> _OBJECTIVE_
Below are the records; collect from them each line containing the string "Gobeaux".

[Begin]

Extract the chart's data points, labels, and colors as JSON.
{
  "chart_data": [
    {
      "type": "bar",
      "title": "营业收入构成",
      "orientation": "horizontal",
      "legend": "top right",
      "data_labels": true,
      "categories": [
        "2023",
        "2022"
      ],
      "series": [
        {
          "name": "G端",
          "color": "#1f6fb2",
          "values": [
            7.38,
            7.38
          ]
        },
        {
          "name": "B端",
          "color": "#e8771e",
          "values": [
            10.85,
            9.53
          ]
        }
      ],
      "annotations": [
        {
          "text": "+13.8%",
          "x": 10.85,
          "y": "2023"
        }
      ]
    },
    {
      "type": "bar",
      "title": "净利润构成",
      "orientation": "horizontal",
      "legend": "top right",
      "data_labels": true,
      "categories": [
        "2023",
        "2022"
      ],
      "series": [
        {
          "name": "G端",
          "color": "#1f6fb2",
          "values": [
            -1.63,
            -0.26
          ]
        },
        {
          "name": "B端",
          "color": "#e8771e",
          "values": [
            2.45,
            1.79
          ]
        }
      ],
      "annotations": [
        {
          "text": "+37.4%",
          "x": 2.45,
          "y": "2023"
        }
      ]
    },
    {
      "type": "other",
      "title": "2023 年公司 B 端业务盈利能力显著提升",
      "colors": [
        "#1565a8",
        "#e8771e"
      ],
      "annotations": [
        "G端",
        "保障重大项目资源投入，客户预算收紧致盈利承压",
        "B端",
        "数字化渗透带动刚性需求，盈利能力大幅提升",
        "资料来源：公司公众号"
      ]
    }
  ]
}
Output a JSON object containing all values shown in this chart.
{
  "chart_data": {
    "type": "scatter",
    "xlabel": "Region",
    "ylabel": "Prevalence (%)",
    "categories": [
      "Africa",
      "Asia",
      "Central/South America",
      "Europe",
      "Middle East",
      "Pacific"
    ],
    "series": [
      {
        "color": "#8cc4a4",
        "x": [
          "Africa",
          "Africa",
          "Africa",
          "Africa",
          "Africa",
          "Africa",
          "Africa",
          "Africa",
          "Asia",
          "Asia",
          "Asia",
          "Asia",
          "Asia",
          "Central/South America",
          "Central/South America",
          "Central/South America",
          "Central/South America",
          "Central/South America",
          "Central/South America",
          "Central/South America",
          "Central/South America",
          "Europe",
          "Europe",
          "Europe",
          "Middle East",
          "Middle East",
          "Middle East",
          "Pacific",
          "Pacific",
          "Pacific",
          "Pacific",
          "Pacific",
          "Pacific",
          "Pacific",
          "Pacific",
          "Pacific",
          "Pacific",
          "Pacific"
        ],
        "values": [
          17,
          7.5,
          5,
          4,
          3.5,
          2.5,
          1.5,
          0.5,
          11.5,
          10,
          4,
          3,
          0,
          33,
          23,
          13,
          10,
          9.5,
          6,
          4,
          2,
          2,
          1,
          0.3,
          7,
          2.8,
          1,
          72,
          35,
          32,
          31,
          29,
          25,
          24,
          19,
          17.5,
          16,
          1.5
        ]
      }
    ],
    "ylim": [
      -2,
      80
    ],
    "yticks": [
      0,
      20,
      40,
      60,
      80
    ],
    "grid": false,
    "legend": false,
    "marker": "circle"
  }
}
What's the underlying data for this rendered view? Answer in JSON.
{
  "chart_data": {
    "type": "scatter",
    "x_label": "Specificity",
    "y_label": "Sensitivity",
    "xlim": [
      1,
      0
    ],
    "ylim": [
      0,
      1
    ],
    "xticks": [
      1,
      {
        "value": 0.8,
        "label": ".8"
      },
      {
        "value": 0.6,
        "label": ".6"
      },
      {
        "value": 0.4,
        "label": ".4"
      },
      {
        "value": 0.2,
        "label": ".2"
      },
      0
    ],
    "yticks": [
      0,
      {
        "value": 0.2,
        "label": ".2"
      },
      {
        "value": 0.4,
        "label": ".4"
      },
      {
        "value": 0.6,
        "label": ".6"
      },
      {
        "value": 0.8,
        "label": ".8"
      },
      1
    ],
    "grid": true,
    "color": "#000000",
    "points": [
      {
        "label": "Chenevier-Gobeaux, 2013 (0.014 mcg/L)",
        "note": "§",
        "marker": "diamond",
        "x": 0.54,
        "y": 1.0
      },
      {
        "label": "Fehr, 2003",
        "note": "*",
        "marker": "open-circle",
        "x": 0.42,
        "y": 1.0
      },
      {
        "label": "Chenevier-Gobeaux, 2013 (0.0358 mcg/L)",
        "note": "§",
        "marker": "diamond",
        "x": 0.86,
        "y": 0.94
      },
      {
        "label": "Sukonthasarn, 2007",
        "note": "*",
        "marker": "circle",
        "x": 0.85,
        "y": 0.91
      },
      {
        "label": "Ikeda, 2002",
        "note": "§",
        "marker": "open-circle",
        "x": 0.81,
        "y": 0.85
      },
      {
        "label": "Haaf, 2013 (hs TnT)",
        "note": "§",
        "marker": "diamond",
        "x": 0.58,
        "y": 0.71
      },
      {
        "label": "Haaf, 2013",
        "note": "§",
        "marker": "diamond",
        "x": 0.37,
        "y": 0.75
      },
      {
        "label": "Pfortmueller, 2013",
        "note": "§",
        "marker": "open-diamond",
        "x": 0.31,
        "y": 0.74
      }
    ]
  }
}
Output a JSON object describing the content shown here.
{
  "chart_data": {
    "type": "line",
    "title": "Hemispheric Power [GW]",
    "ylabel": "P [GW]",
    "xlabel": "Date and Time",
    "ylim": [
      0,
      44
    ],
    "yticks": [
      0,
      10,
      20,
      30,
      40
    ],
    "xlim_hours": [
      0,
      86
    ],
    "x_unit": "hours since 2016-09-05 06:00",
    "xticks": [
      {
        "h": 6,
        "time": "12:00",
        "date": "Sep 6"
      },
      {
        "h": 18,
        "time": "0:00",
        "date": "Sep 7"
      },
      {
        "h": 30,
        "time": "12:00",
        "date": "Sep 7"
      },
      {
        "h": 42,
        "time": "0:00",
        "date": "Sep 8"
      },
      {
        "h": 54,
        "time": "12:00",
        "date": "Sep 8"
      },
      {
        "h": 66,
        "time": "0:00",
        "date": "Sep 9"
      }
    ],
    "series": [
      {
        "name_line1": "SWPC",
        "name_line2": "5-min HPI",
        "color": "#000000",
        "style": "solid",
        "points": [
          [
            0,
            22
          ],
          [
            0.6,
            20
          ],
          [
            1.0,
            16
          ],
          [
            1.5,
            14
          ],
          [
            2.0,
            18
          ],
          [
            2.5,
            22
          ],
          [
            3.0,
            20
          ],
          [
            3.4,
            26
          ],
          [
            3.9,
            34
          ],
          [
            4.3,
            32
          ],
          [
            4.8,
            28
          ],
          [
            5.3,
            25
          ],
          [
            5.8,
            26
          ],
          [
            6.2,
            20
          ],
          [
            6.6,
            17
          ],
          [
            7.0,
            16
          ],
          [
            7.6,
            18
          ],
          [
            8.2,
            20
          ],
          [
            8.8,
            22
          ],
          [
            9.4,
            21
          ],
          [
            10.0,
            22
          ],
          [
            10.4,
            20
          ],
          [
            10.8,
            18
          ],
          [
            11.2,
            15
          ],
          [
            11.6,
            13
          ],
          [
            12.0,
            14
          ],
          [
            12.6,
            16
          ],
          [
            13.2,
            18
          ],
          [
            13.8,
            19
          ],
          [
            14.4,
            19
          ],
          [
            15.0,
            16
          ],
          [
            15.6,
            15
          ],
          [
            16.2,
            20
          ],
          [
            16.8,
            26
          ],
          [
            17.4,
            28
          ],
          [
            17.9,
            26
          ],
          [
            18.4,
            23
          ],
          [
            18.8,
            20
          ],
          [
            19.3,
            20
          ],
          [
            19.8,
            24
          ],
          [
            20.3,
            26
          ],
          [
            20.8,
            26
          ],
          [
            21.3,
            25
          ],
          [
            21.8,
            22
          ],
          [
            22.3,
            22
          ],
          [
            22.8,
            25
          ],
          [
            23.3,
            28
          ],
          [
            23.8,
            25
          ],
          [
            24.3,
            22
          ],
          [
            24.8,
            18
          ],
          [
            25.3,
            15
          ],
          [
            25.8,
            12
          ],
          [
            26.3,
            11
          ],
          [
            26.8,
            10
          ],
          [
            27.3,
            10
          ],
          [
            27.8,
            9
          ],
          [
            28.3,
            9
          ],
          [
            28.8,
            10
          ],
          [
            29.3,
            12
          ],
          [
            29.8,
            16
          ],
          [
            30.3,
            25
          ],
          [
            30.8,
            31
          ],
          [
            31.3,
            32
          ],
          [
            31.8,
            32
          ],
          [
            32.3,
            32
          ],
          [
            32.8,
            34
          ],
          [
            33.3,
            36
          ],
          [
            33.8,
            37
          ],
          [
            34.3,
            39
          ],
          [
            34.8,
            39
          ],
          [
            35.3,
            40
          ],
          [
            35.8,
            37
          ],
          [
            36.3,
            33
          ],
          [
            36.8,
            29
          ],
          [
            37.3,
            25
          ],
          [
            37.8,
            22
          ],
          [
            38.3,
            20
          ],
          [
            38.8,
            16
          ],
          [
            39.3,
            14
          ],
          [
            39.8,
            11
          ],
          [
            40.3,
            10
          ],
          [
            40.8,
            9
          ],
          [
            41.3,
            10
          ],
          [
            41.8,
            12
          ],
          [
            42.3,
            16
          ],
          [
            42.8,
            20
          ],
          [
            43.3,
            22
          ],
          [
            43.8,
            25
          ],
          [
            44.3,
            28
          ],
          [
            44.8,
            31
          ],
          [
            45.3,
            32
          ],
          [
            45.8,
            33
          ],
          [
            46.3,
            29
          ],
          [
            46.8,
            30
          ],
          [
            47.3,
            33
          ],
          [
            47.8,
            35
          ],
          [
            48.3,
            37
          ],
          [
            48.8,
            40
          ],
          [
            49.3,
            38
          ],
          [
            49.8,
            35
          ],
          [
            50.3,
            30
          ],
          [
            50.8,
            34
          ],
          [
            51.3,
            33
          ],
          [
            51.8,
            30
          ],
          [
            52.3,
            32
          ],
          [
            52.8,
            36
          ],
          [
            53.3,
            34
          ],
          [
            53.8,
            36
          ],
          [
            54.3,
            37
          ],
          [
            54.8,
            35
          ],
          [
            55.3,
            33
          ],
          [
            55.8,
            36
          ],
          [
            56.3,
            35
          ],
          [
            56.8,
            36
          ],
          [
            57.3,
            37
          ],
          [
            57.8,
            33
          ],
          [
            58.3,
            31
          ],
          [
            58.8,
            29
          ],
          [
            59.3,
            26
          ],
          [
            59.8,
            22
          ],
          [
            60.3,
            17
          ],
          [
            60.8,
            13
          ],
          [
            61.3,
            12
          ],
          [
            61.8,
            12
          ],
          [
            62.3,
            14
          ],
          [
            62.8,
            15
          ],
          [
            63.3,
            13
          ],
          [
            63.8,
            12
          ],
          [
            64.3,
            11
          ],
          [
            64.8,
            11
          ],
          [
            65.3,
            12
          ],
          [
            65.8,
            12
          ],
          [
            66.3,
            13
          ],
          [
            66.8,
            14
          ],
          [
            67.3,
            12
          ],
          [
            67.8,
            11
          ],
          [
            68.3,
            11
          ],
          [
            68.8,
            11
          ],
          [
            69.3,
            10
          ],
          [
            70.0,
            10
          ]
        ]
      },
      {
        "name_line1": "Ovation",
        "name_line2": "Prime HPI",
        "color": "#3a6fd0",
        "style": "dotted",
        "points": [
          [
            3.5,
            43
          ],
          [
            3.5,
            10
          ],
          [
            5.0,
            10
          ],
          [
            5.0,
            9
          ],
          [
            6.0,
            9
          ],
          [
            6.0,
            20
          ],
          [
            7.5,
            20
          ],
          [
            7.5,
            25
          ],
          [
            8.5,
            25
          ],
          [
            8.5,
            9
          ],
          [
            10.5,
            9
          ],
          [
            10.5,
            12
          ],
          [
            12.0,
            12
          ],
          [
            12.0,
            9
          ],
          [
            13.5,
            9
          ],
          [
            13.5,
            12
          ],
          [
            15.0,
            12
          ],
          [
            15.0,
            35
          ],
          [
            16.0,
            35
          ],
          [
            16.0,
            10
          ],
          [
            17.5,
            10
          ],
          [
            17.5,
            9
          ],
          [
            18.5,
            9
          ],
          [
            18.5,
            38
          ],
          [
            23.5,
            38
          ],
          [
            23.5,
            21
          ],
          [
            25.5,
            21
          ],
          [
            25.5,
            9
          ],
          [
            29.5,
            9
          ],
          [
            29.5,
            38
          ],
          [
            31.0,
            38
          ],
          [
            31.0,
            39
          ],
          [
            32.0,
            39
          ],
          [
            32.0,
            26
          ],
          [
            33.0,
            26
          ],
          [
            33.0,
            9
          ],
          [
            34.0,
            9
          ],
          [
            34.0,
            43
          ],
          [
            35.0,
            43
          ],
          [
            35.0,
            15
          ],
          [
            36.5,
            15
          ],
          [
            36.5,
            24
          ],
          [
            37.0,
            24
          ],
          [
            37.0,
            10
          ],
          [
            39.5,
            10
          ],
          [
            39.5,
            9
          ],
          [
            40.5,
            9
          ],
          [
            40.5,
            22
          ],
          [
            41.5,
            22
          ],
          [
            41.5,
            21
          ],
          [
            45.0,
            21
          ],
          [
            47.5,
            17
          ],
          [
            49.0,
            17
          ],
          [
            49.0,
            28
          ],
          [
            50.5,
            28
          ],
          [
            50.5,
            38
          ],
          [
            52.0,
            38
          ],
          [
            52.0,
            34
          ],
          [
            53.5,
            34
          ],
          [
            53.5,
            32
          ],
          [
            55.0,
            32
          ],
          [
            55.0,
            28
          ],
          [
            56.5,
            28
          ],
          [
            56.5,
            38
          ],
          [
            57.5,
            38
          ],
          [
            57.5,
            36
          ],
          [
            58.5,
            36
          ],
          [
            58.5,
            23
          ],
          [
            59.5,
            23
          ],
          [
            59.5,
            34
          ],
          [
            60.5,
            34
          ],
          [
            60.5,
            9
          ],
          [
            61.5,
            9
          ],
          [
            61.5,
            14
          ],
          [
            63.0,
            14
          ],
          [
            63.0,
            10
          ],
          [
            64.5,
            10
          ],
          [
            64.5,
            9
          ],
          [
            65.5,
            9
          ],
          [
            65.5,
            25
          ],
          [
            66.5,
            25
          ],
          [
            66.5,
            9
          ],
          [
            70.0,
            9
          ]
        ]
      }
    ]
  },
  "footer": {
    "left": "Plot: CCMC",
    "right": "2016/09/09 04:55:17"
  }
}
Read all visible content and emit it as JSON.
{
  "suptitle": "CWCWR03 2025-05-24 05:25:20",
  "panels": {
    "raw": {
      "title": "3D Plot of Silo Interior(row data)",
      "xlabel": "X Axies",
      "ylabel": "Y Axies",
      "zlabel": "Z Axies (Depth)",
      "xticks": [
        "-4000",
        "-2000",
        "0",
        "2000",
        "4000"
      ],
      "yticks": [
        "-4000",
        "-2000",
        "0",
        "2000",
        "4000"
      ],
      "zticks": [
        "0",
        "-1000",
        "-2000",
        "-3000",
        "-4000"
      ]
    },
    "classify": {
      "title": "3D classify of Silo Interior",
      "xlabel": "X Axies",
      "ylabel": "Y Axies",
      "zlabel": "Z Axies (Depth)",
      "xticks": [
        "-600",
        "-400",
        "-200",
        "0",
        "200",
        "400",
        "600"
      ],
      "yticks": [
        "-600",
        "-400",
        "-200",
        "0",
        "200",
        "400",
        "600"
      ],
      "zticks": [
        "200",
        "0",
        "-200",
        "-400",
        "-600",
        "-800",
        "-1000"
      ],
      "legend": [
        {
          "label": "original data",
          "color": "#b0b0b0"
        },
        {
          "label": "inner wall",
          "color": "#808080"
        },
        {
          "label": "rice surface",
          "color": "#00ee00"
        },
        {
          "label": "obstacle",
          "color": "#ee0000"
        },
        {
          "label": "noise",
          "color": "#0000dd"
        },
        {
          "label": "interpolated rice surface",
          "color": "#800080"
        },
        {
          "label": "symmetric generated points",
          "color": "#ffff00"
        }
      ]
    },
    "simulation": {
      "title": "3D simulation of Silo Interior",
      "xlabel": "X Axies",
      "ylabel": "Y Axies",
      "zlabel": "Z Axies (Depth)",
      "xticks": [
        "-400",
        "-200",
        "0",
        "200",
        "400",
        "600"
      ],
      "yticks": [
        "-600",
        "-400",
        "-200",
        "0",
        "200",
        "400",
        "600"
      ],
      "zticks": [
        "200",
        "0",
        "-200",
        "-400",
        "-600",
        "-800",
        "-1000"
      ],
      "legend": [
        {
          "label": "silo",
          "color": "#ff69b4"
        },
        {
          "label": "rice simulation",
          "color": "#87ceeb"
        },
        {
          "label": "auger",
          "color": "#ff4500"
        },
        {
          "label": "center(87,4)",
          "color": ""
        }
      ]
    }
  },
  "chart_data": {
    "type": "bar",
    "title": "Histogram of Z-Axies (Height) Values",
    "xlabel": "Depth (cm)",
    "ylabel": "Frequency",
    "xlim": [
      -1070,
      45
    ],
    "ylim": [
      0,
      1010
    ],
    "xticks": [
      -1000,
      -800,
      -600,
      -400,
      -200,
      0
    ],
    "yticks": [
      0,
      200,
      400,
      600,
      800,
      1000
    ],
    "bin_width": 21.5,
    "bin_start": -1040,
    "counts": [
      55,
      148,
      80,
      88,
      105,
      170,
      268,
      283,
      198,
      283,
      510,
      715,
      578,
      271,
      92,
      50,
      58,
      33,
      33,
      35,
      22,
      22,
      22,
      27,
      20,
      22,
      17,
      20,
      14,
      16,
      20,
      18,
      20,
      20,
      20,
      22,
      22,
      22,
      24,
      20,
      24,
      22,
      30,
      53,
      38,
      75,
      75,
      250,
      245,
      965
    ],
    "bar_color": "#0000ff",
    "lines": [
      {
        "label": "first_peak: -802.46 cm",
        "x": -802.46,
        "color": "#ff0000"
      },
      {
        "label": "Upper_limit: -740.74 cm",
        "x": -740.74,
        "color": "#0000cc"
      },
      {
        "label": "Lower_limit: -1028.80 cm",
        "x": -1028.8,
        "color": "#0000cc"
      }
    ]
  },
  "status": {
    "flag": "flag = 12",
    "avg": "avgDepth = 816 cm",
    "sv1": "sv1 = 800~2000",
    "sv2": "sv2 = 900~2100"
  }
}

[End]

> _RESPONSE_
        "label": "Chenevier-Gobeaux, 2013 (0.014 mcg/L)",
        "label": "Chenevier-Gobeaux, 2013 (0.0358 mcg/L)",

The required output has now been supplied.